Required work
Retype the material below. Keep every word exactly as it is.

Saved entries
____________
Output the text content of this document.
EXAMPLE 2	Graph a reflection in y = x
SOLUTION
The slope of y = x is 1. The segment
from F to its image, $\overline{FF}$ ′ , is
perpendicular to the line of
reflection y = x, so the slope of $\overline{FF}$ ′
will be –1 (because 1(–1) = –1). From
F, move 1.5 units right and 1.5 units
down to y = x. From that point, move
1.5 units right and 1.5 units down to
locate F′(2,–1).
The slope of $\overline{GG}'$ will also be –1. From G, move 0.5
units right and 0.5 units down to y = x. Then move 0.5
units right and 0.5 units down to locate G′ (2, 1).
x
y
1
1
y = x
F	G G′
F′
____________
Written reply
Output the text content of this document.
EXAMPLE 2	Graph a reflection in y = x
SOLUTION
The slope of y = x is 1. The segment
from F to its image, $\overline{FF}$ ′ , is
perpendicular to the line of
reflection y = x, so the slope of $\overline{FF}$ ′
will be –1 (because 1(–1) = –1). From
F, move 1.5 units right and 1.5 units
down to y = x. From that point, move
1.5 units right and 1.5 units down to
locate F′(2,–1).
The slope of $\overline{GG}'$ will also be –1. From G, move 0.5
units right and 0.5 units down to y = x. Then move 0.5
units right and 0.5 units down to locate G′ (2, 1).
x
y
1
1
y = x
F	G G′
F′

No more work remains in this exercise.